** WORKING DATA **
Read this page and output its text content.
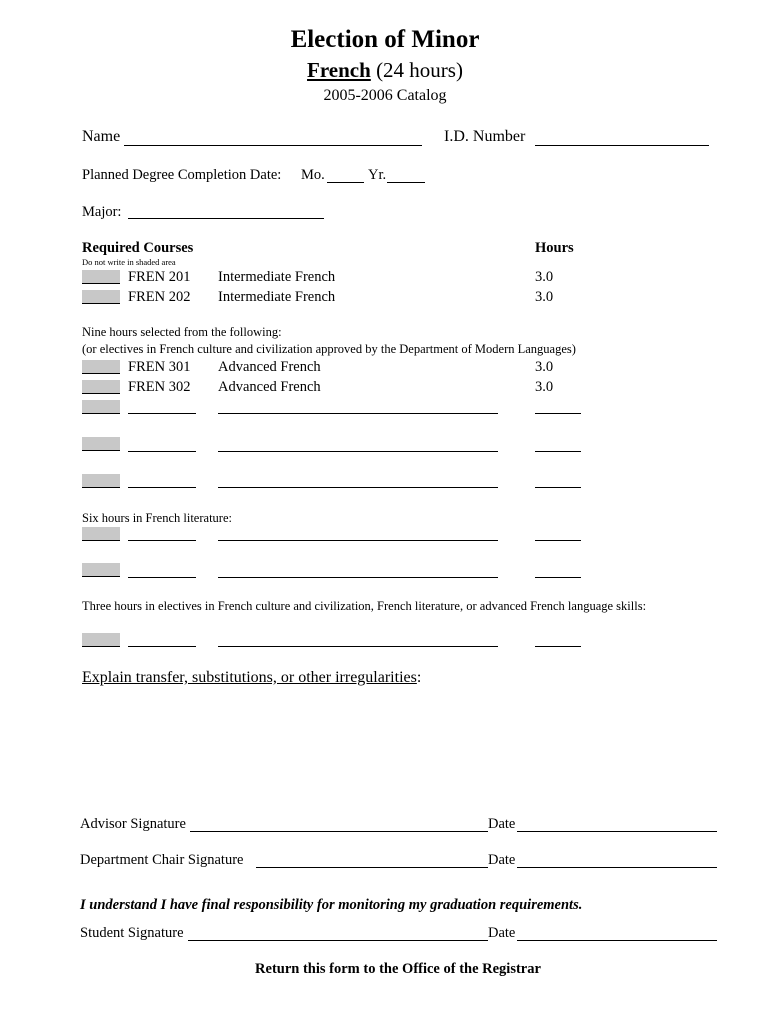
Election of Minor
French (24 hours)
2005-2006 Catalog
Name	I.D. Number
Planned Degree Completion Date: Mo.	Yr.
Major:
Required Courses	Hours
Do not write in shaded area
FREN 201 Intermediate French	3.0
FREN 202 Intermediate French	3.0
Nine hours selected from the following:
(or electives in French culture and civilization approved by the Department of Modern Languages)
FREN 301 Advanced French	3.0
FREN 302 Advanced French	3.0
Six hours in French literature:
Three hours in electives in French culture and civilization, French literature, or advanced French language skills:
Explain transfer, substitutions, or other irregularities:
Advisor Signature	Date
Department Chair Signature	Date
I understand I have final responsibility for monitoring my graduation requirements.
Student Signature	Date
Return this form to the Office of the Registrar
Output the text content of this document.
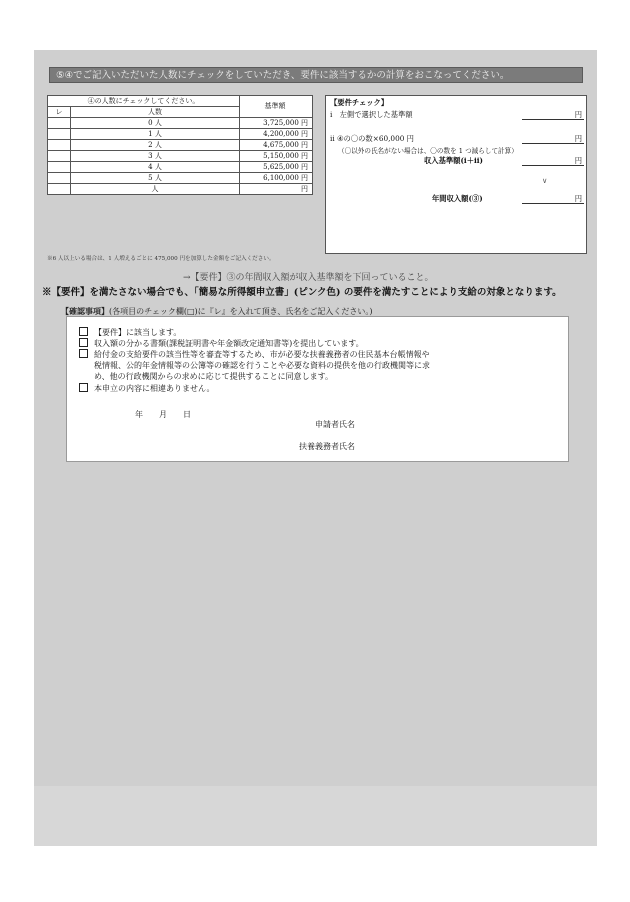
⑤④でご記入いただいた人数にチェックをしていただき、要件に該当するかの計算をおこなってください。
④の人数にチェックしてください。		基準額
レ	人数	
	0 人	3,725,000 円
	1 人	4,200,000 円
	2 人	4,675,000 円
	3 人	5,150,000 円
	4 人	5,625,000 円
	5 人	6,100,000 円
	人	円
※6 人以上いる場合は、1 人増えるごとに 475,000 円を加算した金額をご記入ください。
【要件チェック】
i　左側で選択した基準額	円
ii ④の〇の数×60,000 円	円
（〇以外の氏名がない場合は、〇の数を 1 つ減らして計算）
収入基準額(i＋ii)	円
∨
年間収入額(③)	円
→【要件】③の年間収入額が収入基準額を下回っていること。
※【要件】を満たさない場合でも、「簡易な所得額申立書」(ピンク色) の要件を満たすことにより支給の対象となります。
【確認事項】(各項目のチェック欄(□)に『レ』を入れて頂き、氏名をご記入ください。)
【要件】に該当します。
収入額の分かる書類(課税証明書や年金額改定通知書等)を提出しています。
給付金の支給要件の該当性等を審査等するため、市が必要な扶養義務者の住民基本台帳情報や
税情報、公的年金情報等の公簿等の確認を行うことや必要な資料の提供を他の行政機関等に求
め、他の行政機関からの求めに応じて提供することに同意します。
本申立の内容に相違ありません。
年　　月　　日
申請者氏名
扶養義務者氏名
...
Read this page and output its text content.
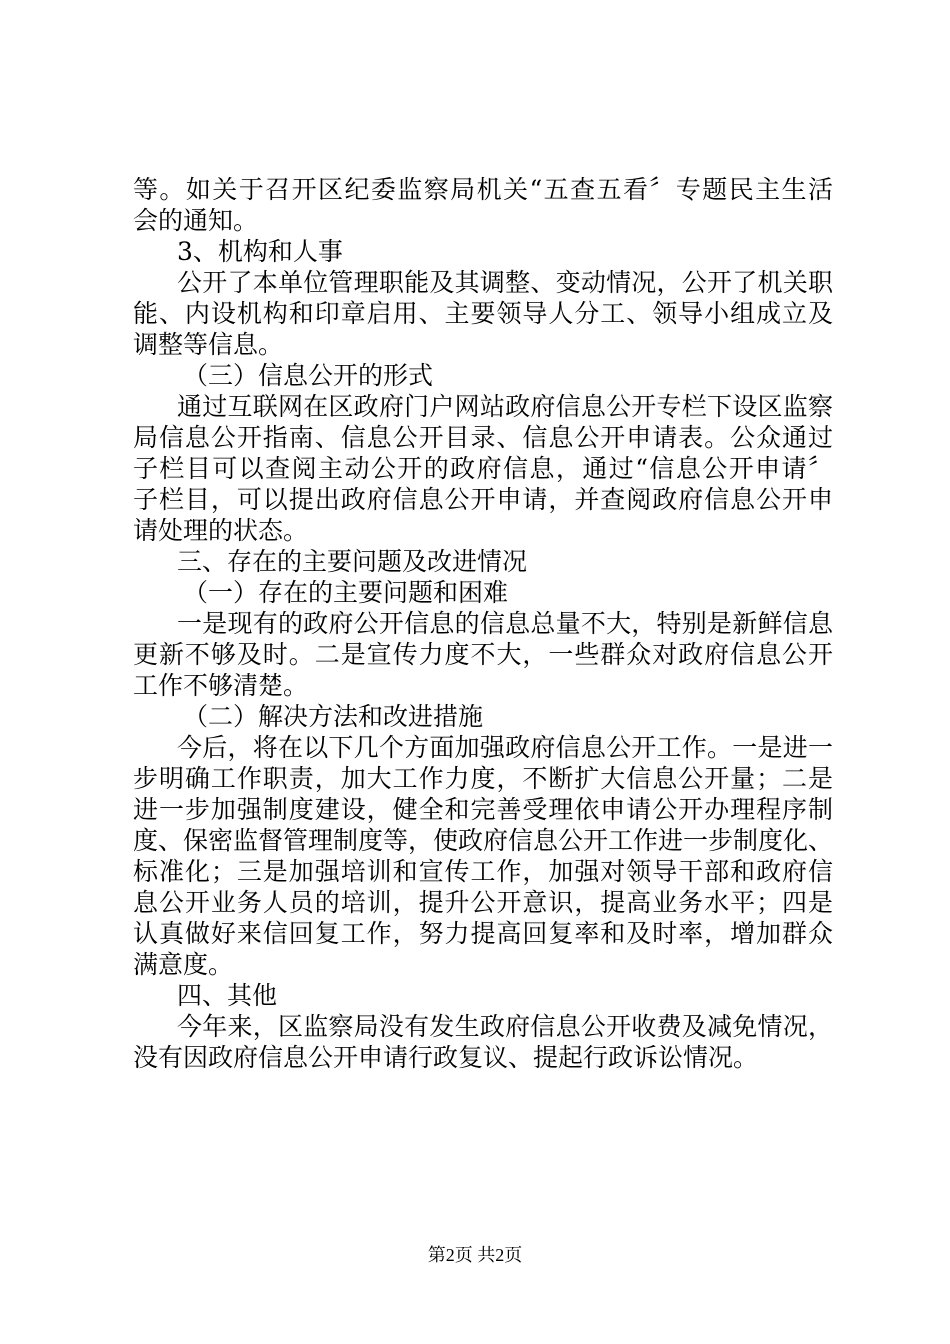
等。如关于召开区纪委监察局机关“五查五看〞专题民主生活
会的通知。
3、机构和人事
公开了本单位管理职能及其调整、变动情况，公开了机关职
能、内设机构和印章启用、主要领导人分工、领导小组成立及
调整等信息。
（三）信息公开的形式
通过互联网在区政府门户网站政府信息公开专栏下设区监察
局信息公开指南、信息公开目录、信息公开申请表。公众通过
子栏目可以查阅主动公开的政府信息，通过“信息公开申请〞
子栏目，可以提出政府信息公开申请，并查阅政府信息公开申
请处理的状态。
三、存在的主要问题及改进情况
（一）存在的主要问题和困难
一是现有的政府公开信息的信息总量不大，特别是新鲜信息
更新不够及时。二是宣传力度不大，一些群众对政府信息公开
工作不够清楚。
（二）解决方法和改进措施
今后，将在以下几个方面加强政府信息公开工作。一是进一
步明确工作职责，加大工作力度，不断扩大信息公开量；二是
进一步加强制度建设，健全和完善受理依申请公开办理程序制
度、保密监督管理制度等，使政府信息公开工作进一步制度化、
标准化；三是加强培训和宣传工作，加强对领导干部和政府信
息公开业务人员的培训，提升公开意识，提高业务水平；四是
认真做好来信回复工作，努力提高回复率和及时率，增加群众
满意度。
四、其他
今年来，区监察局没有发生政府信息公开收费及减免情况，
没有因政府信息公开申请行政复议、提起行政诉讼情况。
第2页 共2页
==
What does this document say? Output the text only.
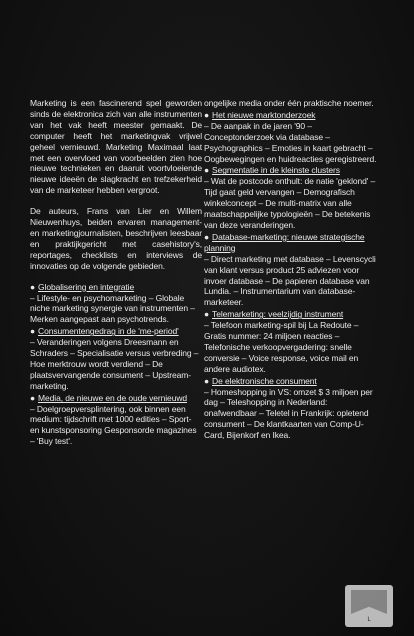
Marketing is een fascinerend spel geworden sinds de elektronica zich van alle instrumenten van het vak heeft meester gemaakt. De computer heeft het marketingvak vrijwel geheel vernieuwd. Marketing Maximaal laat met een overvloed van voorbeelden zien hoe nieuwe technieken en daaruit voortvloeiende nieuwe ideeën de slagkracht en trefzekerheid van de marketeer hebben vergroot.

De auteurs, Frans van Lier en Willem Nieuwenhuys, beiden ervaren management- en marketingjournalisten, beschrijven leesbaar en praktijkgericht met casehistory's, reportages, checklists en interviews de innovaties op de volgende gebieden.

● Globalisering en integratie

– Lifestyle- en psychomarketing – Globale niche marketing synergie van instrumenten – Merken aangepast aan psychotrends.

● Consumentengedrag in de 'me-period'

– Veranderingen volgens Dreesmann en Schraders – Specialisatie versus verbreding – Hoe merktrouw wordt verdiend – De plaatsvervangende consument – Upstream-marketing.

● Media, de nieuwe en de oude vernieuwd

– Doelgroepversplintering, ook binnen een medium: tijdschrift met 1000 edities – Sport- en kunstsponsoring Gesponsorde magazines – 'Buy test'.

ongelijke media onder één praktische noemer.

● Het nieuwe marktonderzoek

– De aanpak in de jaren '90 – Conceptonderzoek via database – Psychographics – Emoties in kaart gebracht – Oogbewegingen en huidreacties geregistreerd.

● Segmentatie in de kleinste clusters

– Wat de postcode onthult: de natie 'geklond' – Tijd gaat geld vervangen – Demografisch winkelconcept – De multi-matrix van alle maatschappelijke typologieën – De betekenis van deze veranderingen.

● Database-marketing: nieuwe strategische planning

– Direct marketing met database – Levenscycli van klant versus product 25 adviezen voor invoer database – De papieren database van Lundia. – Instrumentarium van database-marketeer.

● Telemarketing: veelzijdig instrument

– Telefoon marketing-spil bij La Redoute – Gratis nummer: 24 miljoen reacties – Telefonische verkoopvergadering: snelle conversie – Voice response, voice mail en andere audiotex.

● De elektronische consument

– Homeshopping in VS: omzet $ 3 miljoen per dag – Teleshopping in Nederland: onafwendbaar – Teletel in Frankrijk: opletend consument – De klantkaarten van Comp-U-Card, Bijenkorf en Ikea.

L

** INSTRUCTIONS FOR THE TASK **
Work out how many lines of the listing above include the word "Date". Reply with nothing but the count.

** COMPLETE RESPONSE **
4